Rewrite the data below, substituting "y-axis-label" for every "y-tick-label" and leaving everything else unchanged.
________
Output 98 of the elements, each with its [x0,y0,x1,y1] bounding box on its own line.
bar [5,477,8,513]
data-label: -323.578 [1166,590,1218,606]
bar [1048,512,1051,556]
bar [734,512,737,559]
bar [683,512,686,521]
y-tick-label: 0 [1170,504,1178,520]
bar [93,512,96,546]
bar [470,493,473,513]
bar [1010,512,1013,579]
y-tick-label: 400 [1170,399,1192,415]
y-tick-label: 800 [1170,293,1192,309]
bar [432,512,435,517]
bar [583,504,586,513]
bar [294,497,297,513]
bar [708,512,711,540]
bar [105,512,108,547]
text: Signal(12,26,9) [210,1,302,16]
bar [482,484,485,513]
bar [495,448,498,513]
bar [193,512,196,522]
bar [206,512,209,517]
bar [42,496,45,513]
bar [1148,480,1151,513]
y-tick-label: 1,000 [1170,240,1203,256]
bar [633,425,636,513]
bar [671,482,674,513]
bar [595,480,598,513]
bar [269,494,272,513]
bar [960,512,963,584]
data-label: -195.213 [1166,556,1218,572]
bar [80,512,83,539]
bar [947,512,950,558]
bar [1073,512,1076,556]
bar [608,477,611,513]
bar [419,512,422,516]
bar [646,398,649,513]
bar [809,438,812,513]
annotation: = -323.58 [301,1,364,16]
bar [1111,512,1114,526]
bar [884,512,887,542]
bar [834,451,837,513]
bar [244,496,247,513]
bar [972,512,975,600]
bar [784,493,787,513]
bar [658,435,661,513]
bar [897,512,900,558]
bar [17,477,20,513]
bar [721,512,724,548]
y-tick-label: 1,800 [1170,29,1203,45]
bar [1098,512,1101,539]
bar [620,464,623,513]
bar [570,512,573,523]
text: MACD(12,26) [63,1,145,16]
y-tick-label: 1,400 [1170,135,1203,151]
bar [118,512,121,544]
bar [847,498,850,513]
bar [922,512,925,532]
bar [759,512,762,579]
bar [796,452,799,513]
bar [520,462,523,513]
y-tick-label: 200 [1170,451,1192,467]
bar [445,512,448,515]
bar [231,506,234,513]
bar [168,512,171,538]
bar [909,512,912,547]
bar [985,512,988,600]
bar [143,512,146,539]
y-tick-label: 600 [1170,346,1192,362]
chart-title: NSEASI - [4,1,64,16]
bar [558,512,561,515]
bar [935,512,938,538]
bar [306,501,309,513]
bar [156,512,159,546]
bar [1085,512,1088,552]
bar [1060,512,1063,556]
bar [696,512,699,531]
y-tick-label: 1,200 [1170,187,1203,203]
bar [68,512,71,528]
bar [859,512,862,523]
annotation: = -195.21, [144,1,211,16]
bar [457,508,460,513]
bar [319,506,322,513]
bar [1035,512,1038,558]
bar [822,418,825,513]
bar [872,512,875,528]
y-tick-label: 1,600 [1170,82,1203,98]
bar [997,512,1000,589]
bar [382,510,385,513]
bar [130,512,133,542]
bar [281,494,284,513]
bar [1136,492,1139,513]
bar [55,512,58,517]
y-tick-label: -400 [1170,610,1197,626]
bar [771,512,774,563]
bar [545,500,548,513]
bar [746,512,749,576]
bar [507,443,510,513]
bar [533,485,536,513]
________
- Problem solution:
Output 98 of the elements, each with its [x0,y0,x1,y1] bounding box on its own line.
bar [5,477,8,513]
data-label: -323.578 [1166,590,1218,606]
bar [1048,512,1051,556]
bar [734,512,737,559]
bar [683,512,686,521]
y-axis-label: 0 [1170,504,1178,520]
bar [93,512,96,546]
bar [470,493,473,513]
bar [1010,512,1013,579]
y-axis-label: 400 [1170,399,1192,415]
y-axis-label: 800 [1170,293,1192,309]
bar [432,512,435,517]
bar [583,504,586,513]
bar [294,497,297,513]
bar [708,512,711,540]
bar [105,512,108,547]
text: Signal(12,26,9) [210,1,302,16]
bar [482,484,485,513]
bar [495,448,498,513]
bar [193,512,196,522]
bar [206,512,209,517]
bar [42,496,45,513]
bar [1148,480,1151,513]
y-axis-label: 1,000 [1170,240,1203,256]
bar [633,425,636,513]
bar [671,482,674,513]
bar [595,480,598,513]
bar [269,494,272,513]
bar [960,512,963,584]
data-label: -195.213 [1166,556,1218,572]
bar [80,512,83,539]
bar [947,512,950,558]
bar [1073,512,1076,556]
bar [608,477,611,513]
bar [419,512,422,516]
bar [646,398,649,513]
bar [809,438,812,513]
annotation: = -323.58 [301,1,364,16]
bar [1111,512,1114,526]
bar [884,512,887,542]
bar [834,451,837,513]
bar [244,496,247,513]
bar [972,512,975,600]
bar [784,493,787,513]
bar [658,435,661,513]
bar [897,512,900,558]
bar [17,477,20,513]
bar [721,512,724,548]
y-axis-label: 1,800 [1170,29,1203,45]
bar [1098,512,1101,539]
bar [620,464,623,513]
bar [570,512,573,523]
text: MACD(12,26) [63,1,145,16]
y-axis-label: 1,400 [1170,135,1203,151]
bar [118,512,121,544]
bar [847,498,850,513]
bar [922,512,925,532]
bar [759,512,762,579]
bar [796,452,799,513]
bar [520,462,523,513]
y-axis-label: 200 [1170,451,1192,467]
bar [445,512,448,515]
bar [231,506,234,513]
bar [168,512,171,538]
bar [909,512,912,547]
bar [985,512,988,600]
bar [143,512,146,539]
y-axis-label: 600 [1170,346,1192,362]
chart-title: NSEASI - [4,1,64,16]
bar [558,512,561,515]
bar [935,512,938,538]
bar [306,501,309,513]
bar [156,512,159,546]
bar [1085,512,1088,552]
bar [1060,512,1063,556]
bar [696,512,699,531]
y-axis-label: 1,200 [1170,187,1203,203]
bar [68,512,71,528]
bar [859,512,862,523]
annotation: = -195.21, [144,1,211,16]
bar [457,508,460,513]
bar [319,506,322,513]
bar [1035,512,1038,558]
bar [822,418,825,513]
bar [872,512,875,528]
y-axis-label: 1,600 [1170,82,1203,98]
bar [997,512,1000,589]
bar [382,510,385,513]
bar [130,512,133,542]
bar [281,494,284,513]
bar [1136,492,1139,513]
bar [55,512,58,517]
y-axis-label: -400 [1170,610,1197,626]
bar [771,512,774,563]
bar [545,500,548,513]
bar [746,512,749,576]
bar [507,443,510,513]
bar [533,485,536,513]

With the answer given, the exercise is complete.